● Requirement: Extract every record, exactly as written, and ignore the pictures.

● Task data:

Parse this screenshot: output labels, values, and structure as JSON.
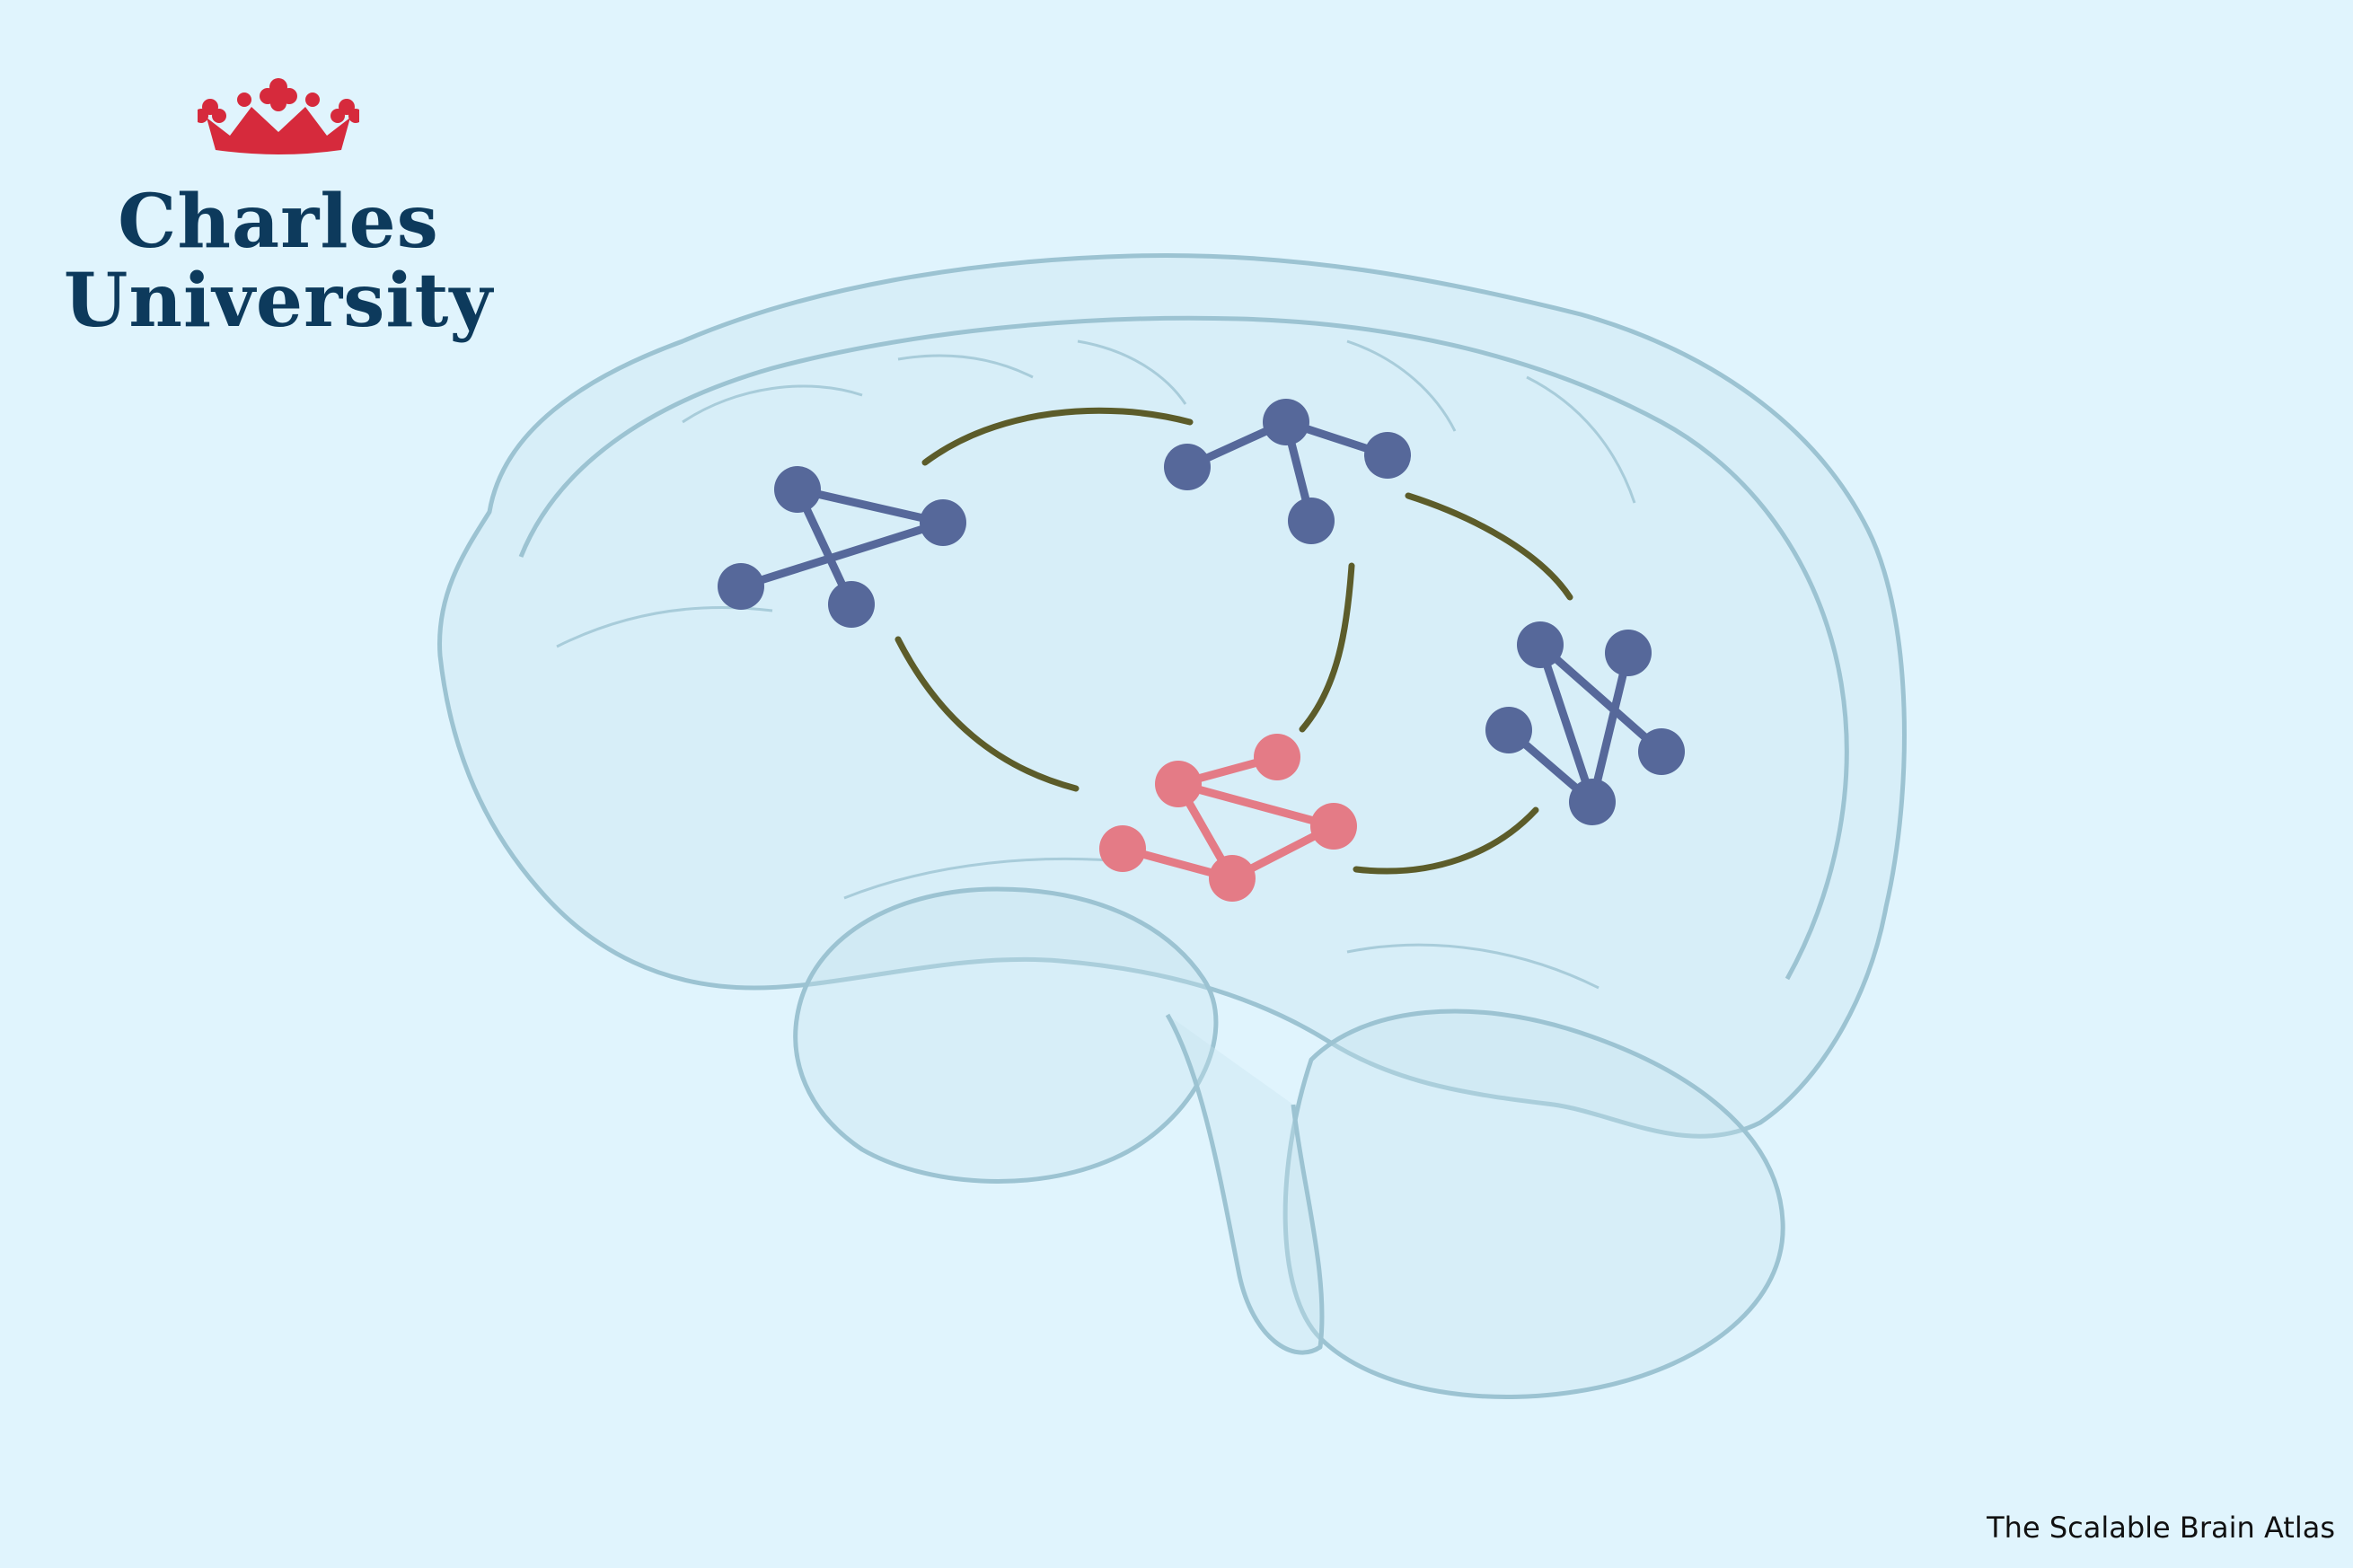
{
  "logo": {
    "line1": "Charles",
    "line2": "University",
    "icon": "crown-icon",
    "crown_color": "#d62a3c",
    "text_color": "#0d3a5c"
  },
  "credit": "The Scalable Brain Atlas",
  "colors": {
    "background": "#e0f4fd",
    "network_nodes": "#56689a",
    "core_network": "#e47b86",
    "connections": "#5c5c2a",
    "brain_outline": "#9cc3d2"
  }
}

● Task response:
Parse this screenshot: output labels, values, and structure as JSON.
{
  "logo": {
    "line1": "Charles",
    "line2": "University",
    "icon": "crown-icon",
    "crown_color": "#d62a3c",
    "text_color": "#0d3a5c"
  },
  "credit": "The Scalable Brain Atlas",
  "colors": {
    "background": "#e0f4fd",
    "network_nodes": "#56689a",
    "core_network": "#e47b86",
    "connections": "#5c5c2a",
    "brain_outline": "#9cc3d2"
  }
}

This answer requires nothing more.